━━ DATA EXCERPTS ━━

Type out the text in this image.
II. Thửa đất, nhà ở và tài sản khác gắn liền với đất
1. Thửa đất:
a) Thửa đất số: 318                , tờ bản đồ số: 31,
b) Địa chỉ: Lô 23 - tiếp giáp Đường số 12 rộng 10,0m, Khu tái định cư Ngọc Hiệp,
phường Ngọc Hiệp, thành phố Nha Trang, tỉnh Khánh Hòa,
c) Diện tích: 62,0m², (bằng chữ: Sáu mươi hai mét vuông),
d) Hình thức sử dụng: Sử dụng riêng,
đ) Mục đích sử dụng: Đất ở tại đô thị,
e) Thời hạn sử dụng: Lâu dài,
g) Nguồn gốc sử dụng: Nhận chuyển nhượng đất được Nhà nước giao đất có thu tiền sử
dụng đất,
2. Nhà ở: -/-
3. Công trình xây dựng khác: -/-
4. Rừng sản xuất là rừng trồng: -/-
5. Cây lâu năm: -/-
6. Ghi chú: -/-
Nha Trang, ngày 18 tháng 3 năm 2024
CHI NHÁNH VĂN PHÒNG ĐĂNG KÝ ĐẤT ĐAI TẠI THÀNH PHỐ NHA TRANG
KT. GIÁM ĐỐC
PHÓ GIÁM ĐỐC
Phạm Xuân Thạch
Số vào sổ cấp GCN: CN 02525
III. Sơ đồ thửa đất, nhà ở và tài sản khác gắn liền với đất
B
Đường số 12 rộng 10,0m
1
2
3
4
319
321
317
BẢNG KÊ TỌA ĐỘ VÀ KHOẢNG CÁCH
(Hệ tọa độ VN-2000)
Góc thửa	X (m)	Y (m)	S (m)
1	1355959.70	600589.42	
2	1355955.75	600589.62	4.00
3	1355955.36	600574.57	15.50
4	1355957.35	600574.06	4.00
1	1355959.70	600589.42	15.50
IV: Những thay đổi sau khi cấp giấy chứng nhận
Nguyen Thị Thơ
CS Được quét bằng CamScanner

━━━

* _GOAL_:
Please repeat the listing exactly, with nothing left out.

* _TASK ANSWER_:
Type out the text in this image.
II. Thửa đất, nhà ở và tài sản khác gắn liền với đất
1. Thửa đất:
a) Thửa đất số: 318                , tờ bản đồ số: 31,
b) Địa chỉ: Lô 23 - tiếp giáp Đường số 12 rộng 10,0m, Khu tái định cư Ngọc Hiệp,
phường Ngọc Hiệp, thành phố Nha Trang, tỉnh Khánh Hòa,
c) Diện tích: 62,0m², (bằng chữ: Sáu mươi hai mét vuông),
d) Hình thức sử dụng: Sử dụng riêng,
đ) Mục đích sử dụng: Đất ở tại đô thị,
e) Thời hạn sử dụng: Lâu dài,
g) Nguồn gốc sử dụng: Nhận chuyển nhượng đất được Nhà nước giao đất có thu tiền sử
dụng đất,
2. Nhà ở: -/-
3. Công trình xây dựng khác: -/-
4. Rừng sản xuất là rừng trồng: -/-
5. Cây lâu năm: -/-
6. Ghi chú: -/-
Nha Trang, ngày 18 tháng 3 năm 2024
CHI NHÁNH VĂN PHÒNG ĐĂNG KÝ ĐẤT ĐAI TẠI THÀNH PHỐ NHA TRANG
KT. GIÁM ĐỐC
PHÓ GIÁM ĐỐC
Phạm Xuân Thạch
Số vào sổ cấp GCN: CN 02525
III. Sơ đồ thửa đất, nhà ở và tài sản khác gắn liền với đất
B
Đường số 12 rộng 10,0m
1
2
3
4
319
321
317
BẢNG KÊ TỌA ĐỘ VÀ KHOẢNG CÁCH
(Hệ tọa độ VN-2000)
Góc thửa	X (m)	Y (m)	S (m)
1	1355959.70	600589.42	
2	1355955.75	600589.62	4.00
3	1355955.36	600574.57	15.50
4	1355957.35	600574.06	4.00
1	1355959.70	600589.42	15.50
IV: Những thay đổi sau khi cấp giấy chứng nhận
Nguyen Thị Thơ
CS Được quét bằng CamScanner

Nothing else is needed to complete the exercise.